## [Exercise goal]
The records below should be written out again, exactly.

## [Listed records]

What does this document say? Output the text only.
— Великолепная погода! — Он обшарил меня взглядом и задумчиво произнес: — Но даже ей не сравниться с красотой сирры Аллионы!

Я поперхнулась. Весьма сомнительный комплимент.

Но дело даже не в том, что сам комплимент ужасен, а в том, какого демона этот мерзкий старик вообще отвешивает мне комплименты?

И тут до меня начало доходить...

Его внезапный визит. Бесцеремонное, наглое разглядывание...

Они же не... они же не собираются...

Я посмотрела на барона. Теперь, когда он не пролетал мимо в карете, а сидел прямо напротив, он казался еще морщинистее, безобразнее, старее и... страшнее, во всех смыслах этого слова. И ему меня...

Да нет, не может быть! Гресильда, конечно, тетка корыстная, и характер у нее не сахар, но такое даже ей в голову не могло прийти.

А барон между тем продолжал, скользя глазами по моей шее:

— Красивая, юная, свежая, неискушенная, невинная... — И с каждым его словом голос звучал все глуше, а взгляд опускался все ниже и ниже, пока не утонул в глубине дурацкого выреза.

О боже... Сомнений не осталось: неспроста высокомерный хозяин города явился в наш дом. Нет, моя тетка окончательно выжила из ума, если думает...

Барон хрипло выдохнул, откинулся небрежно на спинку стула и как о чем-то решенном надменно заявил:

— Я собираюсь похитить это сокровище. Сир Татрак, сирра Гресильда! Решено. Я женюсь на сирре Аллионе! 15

## [Task output]
What does this document say? Output the text only.
— Великолепная погода! — Он обшарил меня взглядом и задумчиво произнес: — Но даже ей не сравниться с красотой сирры Аллионы!

Я поперхнулась. Весьма сомнительный комплимент.

Но дело даже не в том, что сам комплимент ужасен, а в том, какого демона этот мерзкий старик вообще отвешивает мне комплименты?

И тут до меня начало доходить...

Его внезапный визит. Бесцеремонное, наглое разглядывание...

Они же не... они же не собираются...

Я посмотрела на барона. Теперь, когда он не пролетал мимо в карете, а сидел прямо напротив, он казался еще морщинистее, безобразнее, старее и... страшнее, во всех смыслах этого слова. И ему меня...

Да нет, не может быть! Гресильда, конечно, тетка корыстная, и характер у нее не сахар, но такое даже ей в голову не могло прийти.

А барон между тем продолжал, скользя глазами по моей шее:

— Красивая, юная, свежая, неискушенная, невинная... — И с каждым его словом голос звучал все глуше, а взгляд опускался все ниже и ниже, пока не утонул в глубине дурацкого выреза.

О боже... Сомнений не осталось: неспроста высокомерный хозяин города явился в наш дом. Нет, моя тетка окончательно выжила из ума, если думает...

Барон хрипло выдохнул, откинулся небрежно на спинку стула и как о чем-то решенном надменно заявил:

— Я собираюсь похитить это сокровище. Сир Татрак, сирра Гресильда! Решено. Я женюсь на сирре Аллионе! 15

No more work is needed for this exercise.